*SELECTED EXTRACT*:
In the morning we wanted to get an early start, because Randy talked to a couple of other RVers that we heading in the same direction and since we did not have any reservations, we wanted to beat them to any open spots. Randy and Martha have their spot reserved already since last year. They gave up their want to eat breakfast to hit the road early. They said they can have it next year when we told them we were sorry they missed the breakfast. They usually spend six to seven months in Mexico. We headed out at 8:00 for an easy drive to Zihuatanejo.

One RVer beat us by one half hour and got the last spot. We boondocked for two nights until February 3rd. It is a tiring morning trying to lobby for a spot. Maria, the Receptionist at Real De Palma Hotel & RV Park, speaks very little English. The man whose space I am going to take confirms that he is leaving on February 3rd, but Maria insists that the man is not leaving until February 15th according to her register book. So, I have to bring the man to confirm with her he is taking off in two days. Phew!!! It is interesting that Maria has no problem giving us a password for Wi-Fi even though we are not officially guests at the RV park. So, we hang out at the hotel swimming pool and hotel lobby to use free Internet. Cool! Randy teases us that we look like we belong on this property already.

We go to have lunch at Tamales Any Restaurant, as suggested by Maria. It is Thursday, the traditional Pozole day. All four of us have pork or chicken green Pozole. The restaurant serves white and green soup. Green soup is made from Mole pork or chicken broth. Here's what is in Pozole: hominy, pork/chicken, broth, onion, radish, avocado, lemon, jalapeņo, fresh cheese, pork rind. Yummo! It has an excellent authentic taste.

Sim and I go back to dine at Any Restaurant again the same day. We want to experience the Fiesta night. It is performed only on Thursday night from February to March. We order grilled meat patter; chicken, pork, and beef. Pork and chicken are good, but we don't like beef much. It tastes like it is aged for sometime. I think it is called cencina.

The local dancers were great and performed dances from 5 of the Mexican states including the Old Man dance from Michoacan. Sim's favorite is the dance from Jalisco.

This week is Sail Fest 2007 in Zihuatanejo. The local sailors and visiting sailors get together to raise money for the poorer school children in the area. This year they raised over $80K, which is enough to finish building a new school for the poorest of the indigenous tribe kids living in the mountains surrounding Zihuatanejo and Ixtapa.

The weather in Zihuatanejo is hot. For the first time we are running the AC in the hottest part of the day. It has been in the mid 90s every day so far. At night we get the air moving through the bedroom by closing all the other windows except for the bedroom and then close off the door to the front of the coach and put the up front exhaust fan on high. This draws the cool evening air in through the bedroom and out the top of the coach. This works great at night.

Feb 5
Gary and Lillian are our neighbor across the street and are two of the volunteers who help raise funds for the indigenous tribe kids. Gary took people to the mountains that are interested to see school the project every Wednesday. This week he loads 20 people into his open-air back seat (pickup truck). They invite us to have drinks with them at their fifth wheel. They are a kind and fun couple.

[Annotated region listings]
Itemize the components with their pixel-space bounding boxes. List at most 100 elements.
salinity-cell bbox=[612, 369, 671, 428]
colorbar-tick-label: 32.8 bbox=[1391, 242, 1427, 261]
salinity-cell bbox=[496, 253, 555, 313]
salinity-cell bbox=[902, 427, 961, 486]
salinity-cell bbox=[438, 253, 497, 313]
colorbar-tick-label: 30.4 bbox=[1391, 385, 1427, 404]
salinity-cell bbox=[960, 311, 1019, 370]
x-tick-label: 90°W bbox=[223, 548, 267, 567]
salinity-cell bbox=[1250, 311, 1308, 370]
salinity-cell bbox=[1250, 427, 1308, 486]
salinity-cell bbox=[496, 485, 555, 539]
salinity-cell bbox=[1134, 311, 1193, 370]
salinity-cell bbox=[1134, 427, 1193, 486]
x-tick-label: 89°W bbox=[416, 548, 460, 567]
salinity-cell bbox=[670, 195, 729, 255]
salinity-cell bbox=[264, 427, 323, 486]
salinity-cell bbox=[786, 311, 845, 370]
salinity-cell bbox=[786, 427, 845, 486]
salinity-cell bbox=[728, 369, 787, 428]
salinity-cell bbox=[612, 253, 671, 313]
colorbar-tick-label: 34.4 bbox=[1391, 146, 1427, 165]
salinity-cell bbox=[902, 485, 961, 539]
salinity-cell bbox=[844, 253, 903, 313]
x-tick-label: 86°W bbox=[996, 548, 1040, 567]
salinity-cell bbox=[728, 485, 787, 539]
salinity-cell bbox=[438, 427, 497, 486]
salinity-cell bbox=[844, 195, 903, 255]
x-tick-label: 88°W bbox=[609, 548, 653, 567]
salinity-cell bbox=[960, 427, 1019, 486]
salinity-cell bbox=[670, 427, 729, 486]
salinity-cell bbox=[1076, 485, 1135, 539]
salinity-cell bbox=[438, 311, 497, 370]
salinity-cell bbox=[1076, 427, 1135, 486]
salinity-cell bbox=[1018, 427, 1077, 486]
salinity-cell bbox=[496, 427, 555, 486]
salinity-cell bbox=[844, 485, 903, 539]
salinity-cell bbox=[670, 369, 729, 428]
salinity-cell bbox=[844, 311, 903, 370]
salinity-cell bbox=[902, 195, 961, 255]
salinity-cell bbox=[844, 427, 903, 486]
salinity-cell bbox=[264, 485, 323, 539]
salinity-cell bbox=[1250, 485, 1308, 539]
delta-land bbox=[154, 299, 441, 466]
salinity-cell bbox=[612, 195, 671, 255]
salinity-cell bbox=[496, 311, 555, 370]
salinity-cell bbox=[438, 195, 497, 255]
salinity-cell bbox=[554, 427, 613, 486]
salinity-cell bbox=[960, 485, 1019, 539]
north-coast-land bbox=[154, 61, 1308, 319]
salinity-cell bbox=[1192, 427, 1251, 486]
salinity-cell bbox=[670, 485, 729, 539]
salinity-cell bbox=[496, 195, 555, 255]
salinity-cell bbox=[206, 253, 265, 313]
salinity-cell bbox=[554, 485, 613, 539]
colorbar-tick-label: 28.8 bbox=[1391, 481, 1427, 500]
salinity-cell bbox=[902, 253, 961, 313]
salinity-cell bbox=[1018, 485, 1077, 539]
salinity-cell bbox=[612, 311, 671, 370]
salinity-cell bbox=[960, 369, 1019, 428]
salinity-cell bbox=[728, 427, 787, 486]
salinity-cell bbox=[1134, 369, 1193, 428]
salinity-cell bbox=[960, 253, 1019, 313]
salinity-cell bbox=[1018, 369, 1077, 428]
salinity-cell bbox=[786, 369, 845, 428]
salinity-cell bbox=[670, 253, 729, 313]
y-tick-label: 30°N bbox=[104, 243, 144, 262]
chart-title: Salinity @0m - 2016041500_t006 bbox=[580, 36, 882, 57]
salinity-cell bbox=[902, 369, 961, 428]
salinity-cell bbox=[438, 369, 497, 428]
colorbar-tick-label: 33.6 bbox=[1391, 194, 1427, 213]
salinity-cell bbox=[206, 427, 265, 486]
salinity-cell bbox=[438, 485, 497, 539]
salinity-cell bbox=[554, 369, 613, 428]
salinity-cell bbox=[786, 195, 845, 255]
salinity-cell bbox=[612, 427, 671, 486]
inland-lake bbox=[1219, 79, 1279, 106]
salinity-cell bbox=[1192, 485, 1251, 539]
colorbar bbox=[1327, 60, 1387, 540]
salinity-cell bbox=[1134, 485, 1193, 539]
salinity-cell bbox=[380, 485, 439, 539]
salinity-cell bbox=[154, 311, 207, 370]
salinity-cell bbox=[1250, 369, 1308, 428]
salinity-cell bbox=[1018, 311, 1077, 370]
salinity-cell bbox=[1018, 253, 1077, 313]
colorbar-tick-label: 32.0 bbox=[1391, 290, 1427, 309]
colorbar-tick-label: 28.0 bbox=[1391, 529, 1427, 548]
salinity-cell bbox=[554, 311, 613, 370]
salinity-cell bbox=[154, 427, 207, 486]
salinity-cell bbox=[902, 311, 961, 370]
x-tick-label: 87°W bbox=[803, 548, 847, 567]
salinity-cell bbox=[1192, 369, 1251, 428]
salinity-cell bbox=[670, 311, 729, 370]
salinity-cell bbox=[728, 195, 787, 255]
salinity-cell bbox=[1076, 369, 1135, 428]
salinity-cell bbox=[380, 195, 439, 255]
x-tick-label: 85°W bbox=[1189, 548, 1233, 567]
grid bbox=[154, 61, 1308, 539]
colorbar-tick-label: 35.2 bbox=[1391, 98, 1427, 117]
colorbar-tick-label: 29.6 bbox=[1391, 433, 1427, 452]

*SET EXERCISE A*: According to the Zihuatanejo travel entry, how much money did Sail Fest 2007 raise this year?
*SET EXERCISE B*: Reproduce the part of the Zihuatanejo travel entry between "We go to have" and "excellent authentic taste.", inclusive.
*SET EXERCISE C*: Using the Zihuatanejo travel entry, decide whether each statement agrees with it: (i) Maria refused to give a Wi-Fi password because they were not official guests. (ii) Randy and Martha had their spot reserved since last year. (iii) Sim's favorite dance was the one from Michoacan.
These rows come from a separate source, unrelated to the Zihuatanejo travel entry.

*CORRECT OUTPUT A*: Over $80K.

*CORRECT OUTPUT B*:
We go to have lunch at Tamales Any Restaurant, as suggested by Maria. It is Thursday, the traditional Pozole day. All four of us have pork or chicken green Pozole. The restaurant serves white and green soup. Green soup is made from Mole pork or chicken broth. Here's what is in Pozole: hominy, pork/chicken, broth, onion, radish, avocado, lemon, jalapeņo, fresh cheese, pork rind. Yummo! It has an excellent authentic taste.

*CORRECT OUTPUT C*:
(i) No: "Maria has no problem giving us a password for Wi-Fi even though we are not officially guests at the RV park."
(ii) Yes: "Randy and Martha have their spot reserved already since last year."
(iii) No: "Sim's favorite is the dance from Jalisco."